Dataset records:
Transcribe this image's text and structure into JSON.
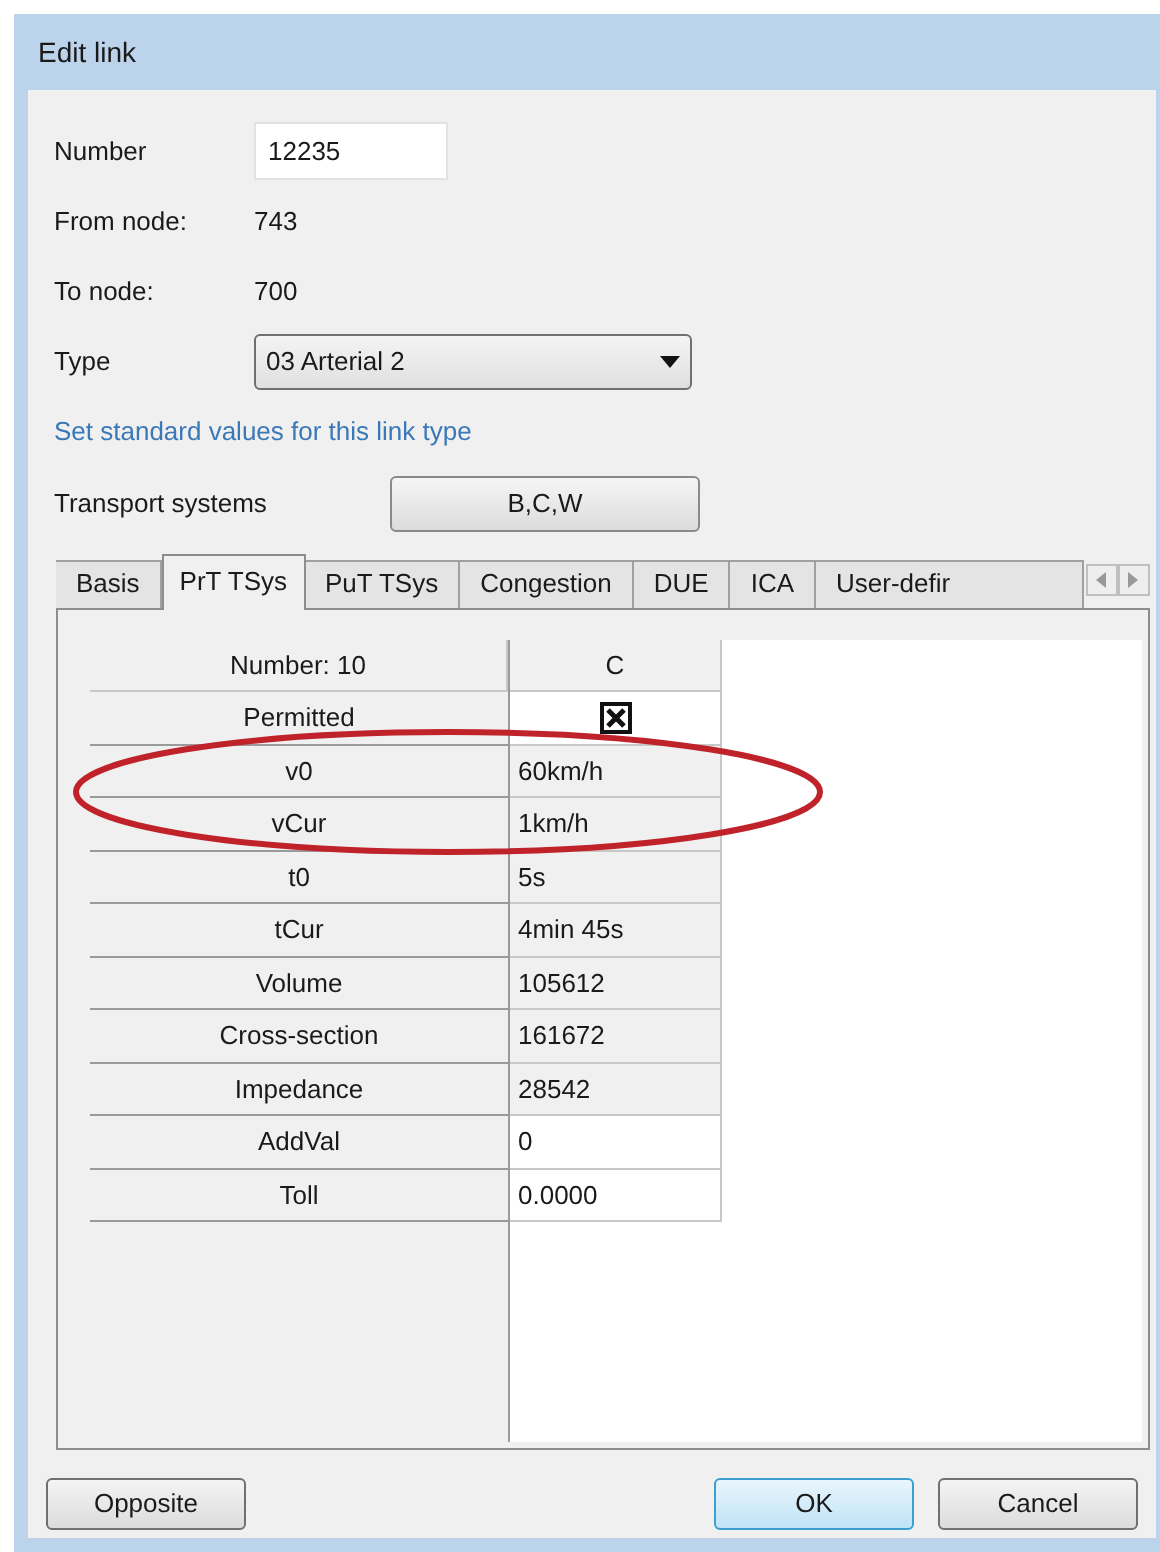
{
  "window": {
    "title": "Edit link"
  },
  "fields": [
    {
      "kind": "input",
      "label": "Number",
      "value": "12235"
    },
    {
      "kind": "text",
      "label": "From node:",
      "value": "743"
    },
    {
      "kind": "text",
      "label": "To node:",
      "value": "700"
    },
    {
      "kind": "dropdown",
      "label": "Type",
      "value": "03 Arterial 2"
    }
  ],
  "link": "Set standard values for this link type",
  "transport_systems": {
    "label": "Transport systems",
    "button": "B,C,W"
  },
  "tabs": [
    {
      "label": "Basis",
      "selected": false
    },
    {
      "label": "PrT TSys",
      "selected": true
    },
    {
      "label": "PuT TSys",
      "selected": false
    },
    {
      "label": "Congestion",
      "selected": false
    },
    {
      "label": "DUE",
      "selected": false
    },
    {
      "label": "ICA",
      "selected": false
    },
    {
      "label": "User-defir",
      "selected": false
    }
  ],
  "grid": {
    "header": [
      "Number: 10",
      "C"
    ],
    "rows": [
      {
        "label": "Permitted",
        "kind": "checkbox",
        "checked": true,
        "editable": true
      },
      {
        "label": "v0",
        "kind": "text",
        "value": "60km/h",
        "editable": false
      },
      {
        "label": "vCur",
        "kind": "text",
        "value": "1km/h",
        "editable": false
      },
      {
        "label": "t0",
        "kind": "text",
        "value": "5s",
        "editable": false
      },
      {
        "label": "tCur",
        "kind": "text",
        "value": "4min 45s",
        "editable": false
      },
      {
        "label": "Volume",
        "kind": "text",
        "value": "105612",
        "editable": false
      },
      {
        "label": "Cross-section",
        "kind": "text",
        "value": "161672",
        "editable": false
      },
      {
        "label": "Impedance",
        "kind": "text",
        "value": "28542",
        "editable": false
      },
      {
        "label": "AddVal",
        "kind": "text",
        "value": "0",
        "editable": true
      },
      {
        "label": "Toll",
        "kind": "text",
        "value": "0.0000",
        "editable": true
      }
    ]
  },
  "buttons": [
    {
      "label": "Opposite",
      "default": false
    },
    {
      "label": "OK",
      "default": true
    },
    {
      "label": "Cancel",
      "default": false
    }
  ]
}
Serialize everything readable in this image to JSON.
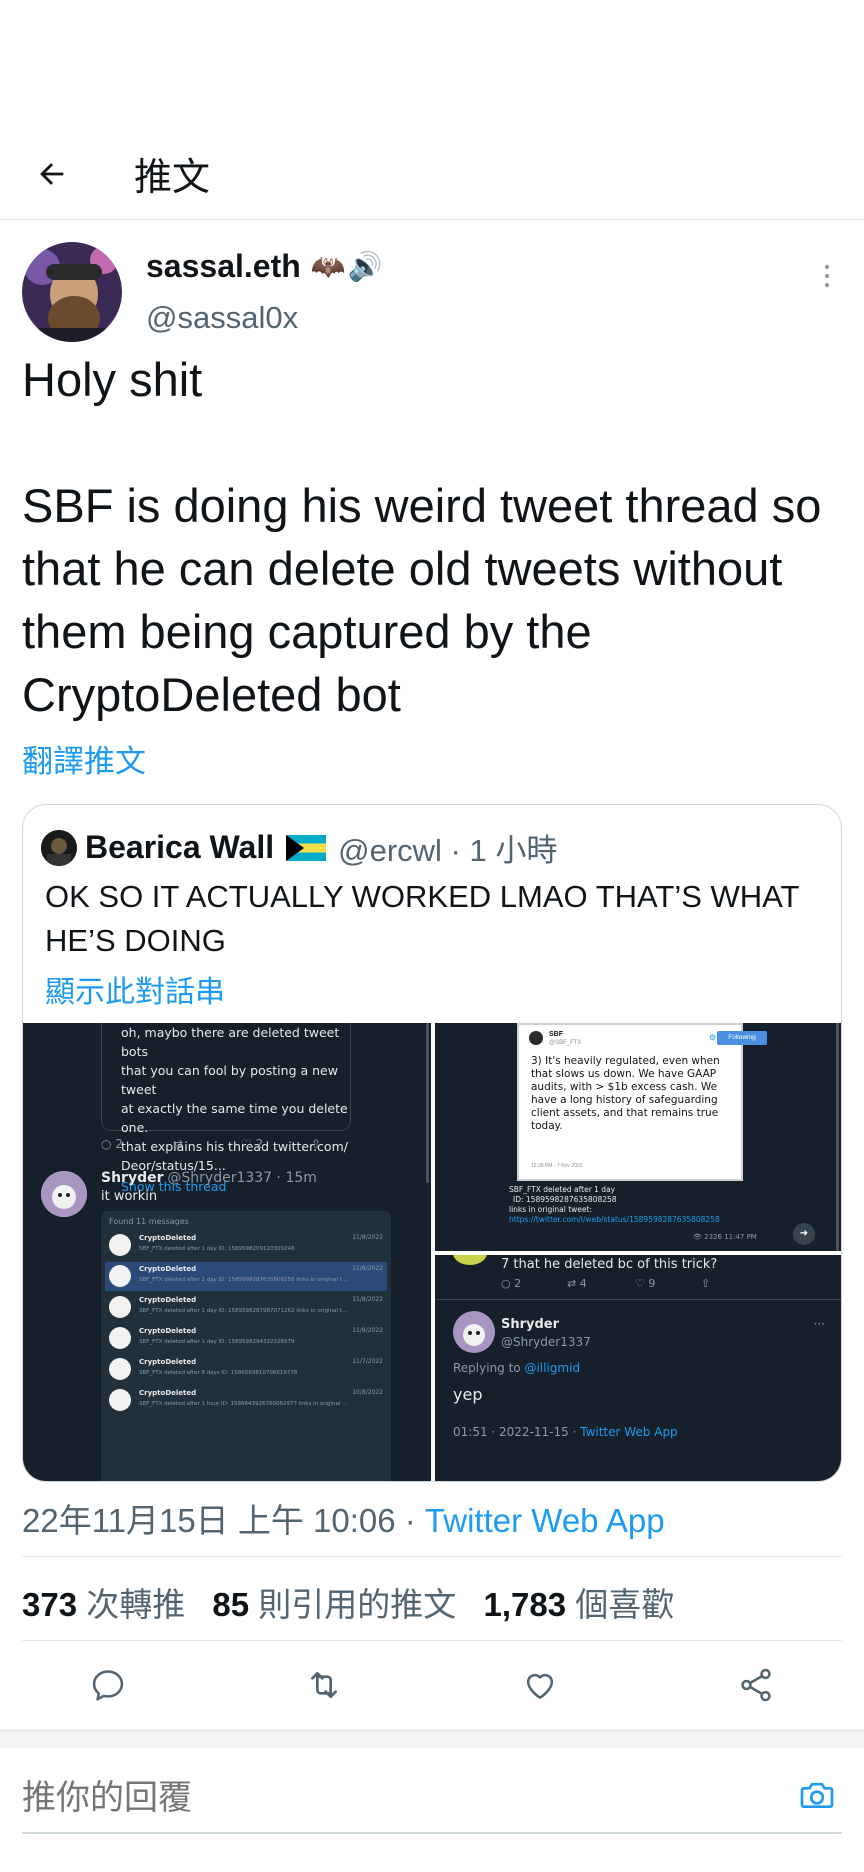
{
  "header": {
    "title": "推文"
  },
  "author": {
    "display_name": "sassal.eth",
    "name_emoji": "🦇🔊",
    "handle": "@sassal0x"
  },
  "tweet": {
    "text": "Holy shit\n\nSBF is doing his weird tweet thread so that he can delete old tweets without them being captured by the CryptoDeleted bot",
    "translate_label": "翻譯推文",
    "timestamp": "22年11月15日 上午 10:06 · ",
    "source": "Twitter Web App"
  },
  "quote": {
    "name": "Bearica Wall",
    "handle": "@ercwl · 1 小時",
    "text": "OK SO IT ACTUALLY WORKED LMAO THAT’S WHAT HE’S DOING",
    "show_thread": "顯示此對話串",
    "media": {
      "left": {
        "text_lines": [
          "oh, maybo there are deleted tweet bots",
          "that you can fool by posting a new tweet",
          "at exactly the same time you delete one.",
          "that explains his thread twitter.com/",
          "Deor/status/15..."
        ],
        "show_thread": "Show this thread",
        "counts": [
          "2",
          "2"
        ],
        "reply_name": "Shryder",
        "reply_handle": "@Shryder1337 · 15m",
        "reply_text": "it workin",
        "found_label": "Found 11 messages",
        "rows": [
          {
            "title": "CryptoDeleted",
            "date": "11/8/2022",
            "desc": "SBF_FTX deleted after 1 day ID: 1589598209120309248"
          },
          {
            "title": "CryptoDeleted",
            "date": "11/8/2022",
            "desc": "SBF_FTX deleted after 1 day ID: 1589598287635808258 links in original t..."
          },
          {
            "title": "CryptoDeleted",
            "date": "11/8/2022",
            "desc": "SBF_FTX deleted after 1 day ID: 1589598287987071262 links in original t..."
          },
          {
            "title": "CryptoDeleted",
            "date": "11/8/2022",
            "desc": "SBF_FTX deleted after 1 day ID: 1589598294322326579"
          },
          {
            "title": "CryptoDeleted",
            "date": "11/7/2022",
            "desc": "SBF_FTX deleted after 8 days ID: 1586569810706619778"
          },
          {
            "title": "CryptoDeleted",
            "date": "10/8/2022",
            "desc": "SBF_FTX deleted after 1 hour ID: 1586643926760062977 links in original ..."
          }
        ]
      },
      "top_right": {
        "tweet_name": "SBF",
        "tweet_handle": "@SBF_FTX",
        "following": "Following",
        "tweet_text": "3) It's heavily regulated, even when that slows us down. We have GAAP audits, with > $1b excess cash. We have a long history of safeguarding client assets, and that remains true today.",
        "tweet_time": "12:38 PM · 7 Nov 2022",
        "caption_lines": [
          "SBF_FTX deleted after 1 day",
          "ID: 1589598287635808258",
          "links in original tweet:"
        ],
        "caption_link": "https://twitter.com/i/web/status/1589598287635808258",
        "views": "2326",
        "time": "11:47 PM"
      },
      "bottom_right": {
        "top_text": "7 that he deleted bc of this trick?",
        "counts": [
          "2",
          "4",
          "9"
        ],
        "name": "Shryder",
        "handle": "@Shryder1337",
        "replying_prefix": "Replying to ",
        "replying_to": "@illigmid",
        "text": "yep",
        "meta": "01:51 · 2022-11-15 · ",
        "source": "Twitter Web App"
      }
    }
  },
  "stats": {
    "retweets": "373",
    "retweets_label": " 次轉推",
    "quotes": "85",
    "quotes_label": " 則引用的推文",
    "likes": "1,783",
    "likes_label": " 個喜歡"
  },
  "reply": {
    "placeholder": "推你的回覆"
  },
  "icons": [
    "back-arrow-icon",
    "more-vertical-icon",
    "reply-icon",
    "retweet-icon",
    "like-icon",
    "share-icon",
    "camera-icon"
  ],
  "colors": {
    "accent": "#1d9bf0",
    "text": "#0f1419",
    "secondary": "#536471",
    "dark_media": "#15202b"
  }
}
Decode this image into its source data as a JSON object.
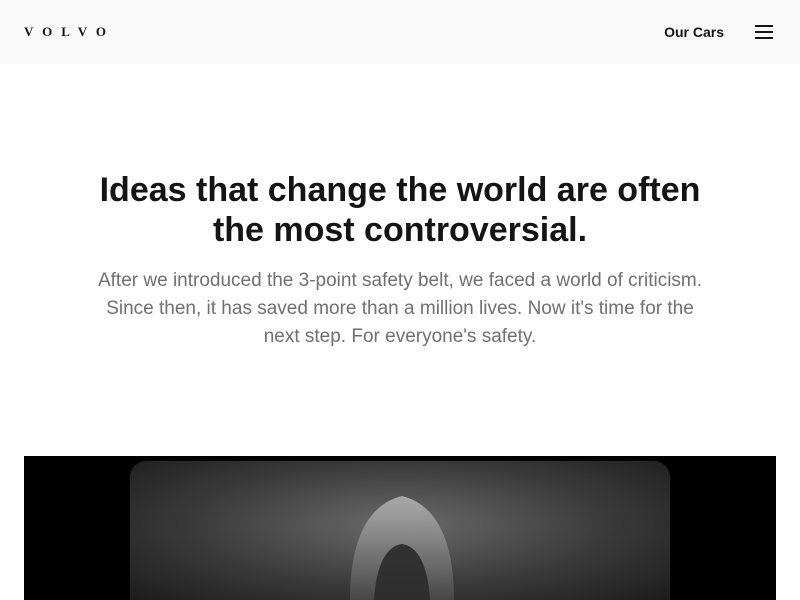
{
  "header": {
    "logo_text": "VOLVO",
    "nav_link": "Our Cars",
    "menu_icon": "hamburger-menu-icon"
  },
  "hero": {
    "headline": "Ideas that change the world are often the most controversial.",
    "subcopy": "After we introduced the 3-point safety belt, we faced a world of criticism. Since then, it has saved more than a million lives. Now it's time for the next step. For everyone's safety."
  },
  "media": {
    "type": "video-still",
    "description_icon": "video-poster-image"
  },
  "colors": {
    "header_bg": "#fafafa",
    "text": "#141414",
    "subtext": "#707070",
    "media_bg": "#000000"
  }
}
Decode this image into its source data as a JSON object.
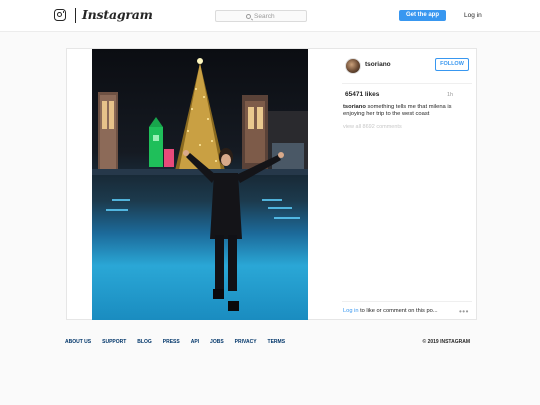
{
  "header": {
    "logo_icon": "instagram-glyph-icon",
    "wordmark": "Instagram",
    "search_placeholder": "Search",
    "get_app_label": "Get the app",
    "login_label": "Log in"
  },
  "post": {
    "username": "tsoriano",
    "follow_label": "FOLLOW",
    "likes": "65471 likes",
    "time_ago": "1h",
    "caption_user": "tsoriano",
    "caption_text": " something tells me that milena is enjoying her trip to the west coast",
    "view_comments": "view all 8692 comments",
    "login_link": "Log in",
    "login_rest": " to like or comment on this po...",
    "more_options": "•••"
  },
  "footer": {
    "links": [
      "ABOUT US",
      "SUPPORT",
      "BLOG",
      "PRESS",
      "API",
      "JOBS",
      "PRIVACY",
      "TERMS"
    ],
    "copyright": "© 2019 INSTAGRAM"
  },
  "colors": {
    "accent": "#3897f0",
    "footer_link": "#003569",
    "background": "#fafafa"
  }
}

EXERCISE DETAILS:
Set every line down exactly as written, leaving each picture out.

REPLY:
Transcribe this image's text and structure into JSON.
{
  "window": {
    "title": "Edit link"
  },
  "fields": [
    {
      "kind": "input",
      "label": "Number",
      "value": "12235"
    },
    {
      "kind": "text",
      "label": "From node:",
      "value": "743"
    },
    {
      "kind": "text",
      "label": "To node:",
      "value": "700"
    },
    {
      "kind": "dropdown",
      "label": "Type",
      "value": "03 Arterial 2"
    }
  ],
  "link": "Set standard values for this link type",
  "transport_systems": {
    "label": "Transport systems",
    "button": "B,C,W"
  },
  "tabs": [
    {
      "label": "Basis",
      "selected": false
    },
    {
      "label": "PrT TSys",
      "selected": true
    },
    {
      "label": "PuT TSys",
      "selected": false
    },
    {
      "label": "Congestion",
      "selected": false
    },
    {
      "label": "DUE",
      "selected": false
    },
    {
      "label": "ICA",
      "selected": false
    },
    {
      "label": "User-defir",
      "selected": false
    }
  ],
  "grid": {
    "header": [
      "Number: 10",
      "C"
    ],
    "rows": [
      {
        "label": "Permitted",
        "kind": "checkbox",
        "checked": true,
        "editable": true
      },
      {
        "label": "v0",
        "kind": "text",
        "value": "60km/h",
        "editable": false
      },
      {
        "label": "vCur",
        "kind": "text",
        "value": "1km/h",
        "editable": false
      },
      {
        "label": "t0",
        "kind": "text",
        "value": "5s",
        "editable": false
      },
      {
        "label": "tCur",
        "kind": "text",
        "value": "4min 45s",
        "editable": false
      },
      {
        "label": "Volume",
        "kind": "text",
        "value": "105612",
        "editable": false
      },
      {
        "label": "Cross-section",
        "kind": "text",
        "value": "161672",
        "editable": false
      },
      {
        "label": "Impedance",
        "kind": "text",
        "value": "28542",
        "editable": false
      },
      {
        "label": "AddVal",
        "kind": "text",
        "value": "0",
        "editable": true
      },
      {
        "label": "Toll",
        "kind": "text",
        "value": "0.0000",
        "editable": true
      }
    ]
  },
  "buttons": [
    {
      "label": "Opposite",
      "default": false
    },
    {
      "label": "OK",
      "default": true
    },
    {
      "label": "Cancel",
      "default": false
    }
  ]
}
Serialize everything readable in this image to JSON.
{
  "header": {
    "title": "推文"
  },
  "author": {
    "display_name": "sassal.eth",
    "name_emoji": "🦇🔊",
    "handle": "@sassal0x"
  },
  "tweet": {
    "text": "Holy shit\n\nSBF is doing his weird tweet thread so that he can delete old tweets without them being captured by the CryptoDeleted bot",
    "translate_label": "翻譯推文",
    "timestamp": "22年11月15日 上午 10:06 · ",
    "source": "Twitter Web App"
  },
  "quote": {
    "name": "Bearica Wall",
    "handle": "@ercwl · 1 小時",
    "text": "OK SO IT ACTUALLY WORKED LMAO THAT’S WHAT HE’S DOING",
    "show_thread": "顯示此對話串",
    "media": {
      "left": {
        "text_lines": [
          "oh, maybo there are deleted tweet bots",
          "that you can fool by posting a new tweet",
          "at exactly the same time you delete one.",
          "that explains his thread twitter.com/",
          "Deor/status/15..."
        ],
        "show_thread": "Show this thread",
        "counts": [
          "2",
          "2"
        ],
        "reply_name": "Shryder",
        "reply_handle": "@Shryder1337 · 15m",
        "reply_text": "it workin",
        "found_label": "Found 11 messages",
        "rows": [
          {
            "title": "CryptoDeleted",
            "date": "11/8/2022",
            "desc": "SBF_FTX deleted after 1 day ID: 1589598209120309248"
          },
          {
            "title": "CryptoDeleted",
            "date": "11/8/2022",
            "desc": "SBF_FTX deleted after 1 day ID: 1589598287635808258 links in original t..."
          },
          {
            "title": "CryptoDeleted",
            "date": "11/8/2022",
            "desc": "SBF_FTX deleted after 1 day ID: 1589598287987071262 links in original t..."
          },
          {
            "title": "CryptoDeleted",
            "date": "11/8/2022",
            "desc": "SBF_FTX deleted after 1 day ID: 1589598294322326579"
          },
          {
            "title": "CryptoDeleted",
            "date": "11/7/2022",
            "desc": "SBF_FTX deleted after 8 days ID: 1586569810706619778"
          },
          {
            "title": "CryptoDeleted",
            "date": "10/8/2022",
            "desc": "SBF_FTX deleted after 1 hour ID: 1586643926760062977 links in original ..."
          }
        ]
      },
      "top_right": {
        "tweet_name": "SBF",
        "tweet_handle": "@SBF_FTX",
        "following": "Following",
        "tweet_text": "3) It's heavily regulated, even when that slows us down. We have GAAP audits, with > $1b excess cash. We have a long history of safeguarding client assets, and that remains true today.",
        "tweet_time": "12:38 PM · 7 Nov 2022",
        "caption_lines": [
          "SBF_FTX deleted after 1 day",
          "ID: 1589598287635808258",
          "links in original tweet:"
        ],
        "caption_link": "https://twitter.com/i/web/status/1589598287635808258",
        "views": "2326",
        "time": "11:47 PM"
      },
      "bottom_right": {
        "top_text": "7 that he deleted bc of this trick?",
        "counts": [
          "2",
          "4",
          "9"
        ],
        "name": "Shryder",
        "handle": "@Shryder1337",
        "replying_prefix": "Replying to ",
        "replying_to": "@illigmid",
        "text": "yep",
        "meta": "01:51 · 2022-11-15 · ",
        "source": "Twitter Web App"
      }
    }
  },
  "stats": {
    "retweets": "373",
    "retweets_label": " 次轉推",
    "quotes": "85",
    "quotes_label": " 則引用的推文",
    "likes": "1,783",
    "likes_label": " 個喜歡"
  },
  "reply": {
    "placeholder": "推你的回覆"
  },
  "icons": [
    "back-arrow-icon",
    "more-vertical-icon",
    "reply-icon",
    "retweet-icon",
    "like-icon",
    "share-icon",
    "camera-icon"
  ],
  "colors": {
    "accent": "#1d9bf0",
    "text": "#0f1419",
    "secondary": "#536471",
    "dark_media": "#15202b"
  }
}
Decode this image into its source data as a JSON object.
{
  "header": {
    "logo_text": "VOLVO",
    "nav_link": "Our Cars",
    "menu_icon": "hamburger-menu-icon"
  },
  "hero": {
    "headline": "Ideas that change the world are often the most controversial.",
    "subcopy": "After we introduced the 3-point safety belt, we faced a world of criticism. Since then, it has saved more than a million lives. Now it's time for the next step. For everyone's safety."
  },
  "media": {
    "type": "video-still",
    "description_icon": "video-poster-image"
  },
  "colors": {
    "header_bg": "#fafafa",
    "text": "#141414",
    "subtext": "#707070",
    "media_bg": "#000000"
  }
}
Decode this image into its source data as a JSON object.
{
  "header": {
    "logo_icon": "instagram-glyph-icon",
    "wordmark": "Instagram",
    "search_placeholder": "Search",
    "get_app_label": "Get the app",
    "login_label": "Log in"
  },
  "post": {
    "username": "tsoriano",
    "follow_label": "FOLLOW",
    "likes": "65471 likes",
    "time_ago": "1h",
    "caption_user": "tsoriano",
    "caption_text": " something tells me that milena is enjoying her trip to the west coast",
    "view_comments": "view all 8692 comments",
    "login_link": "Log in",
    "login_rest": " to like or comment on this po...",
    "more_options": "•••"
  },
  "footer": {
    "links": [
      "ABOUT US",
      "SUPPORT",
      "BLOG",
      "PRESS",
      "API",
      "JOBS",
      "PRIVACY",
      "TERMS"
    ],
    "copyright": "© 2019 INSTAGRAM"
  },
  "colors": {
    "accent": "#3897f0",
    "footer_link": "#003569",
    "background": "#fafafa"
  }
}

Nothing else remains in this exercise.